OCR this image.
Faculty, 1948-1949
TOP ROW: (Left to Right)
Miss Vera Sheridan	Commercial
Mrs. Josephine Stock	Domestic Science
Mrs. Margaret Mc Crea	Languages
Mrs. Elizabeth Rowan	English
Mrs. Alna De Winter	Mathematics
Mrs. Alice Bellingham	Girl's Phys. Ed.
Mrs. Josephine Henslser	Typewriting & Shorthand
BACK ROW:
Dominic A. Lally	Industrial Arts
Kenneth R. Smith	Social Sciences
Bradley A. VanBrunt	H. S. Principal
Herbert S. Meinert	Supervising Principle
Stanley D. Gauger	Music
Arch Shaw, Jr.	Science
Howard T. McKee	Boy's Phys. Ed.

### Task instructions
Copy out the whole listing exactly; please set it all down.

### Solution to the problem
OCR this image.
Faculty, 1948-1949
TOP ROW: (Left to Right)
Miss Vera Sheridan	Commercial
Mrs. Josephine Stock	Domestic Science
Mrs. Margaret Mc Crea	Languages
Mrs. Elizabeth Rowan	English
Mrs. Alna De Winter	Mathematics
Mrs. Alice Bellingham	Girl's Phys. Ed.
Mrs. Josephine Henslser	Typewriting & Shorthand
BACK ROW:
Dominic A. Lally	Industrial Arts
Kenneth R. Smith	Social Sciences
Bradley A. VanBrunt	H. S. Principal
Herbert S. Meinert	Supervising Principle
Stanley D. Gauger	Music
Arch Shaw, Jr.	Science
Howard T. McKee	Boy's Phys. Ed.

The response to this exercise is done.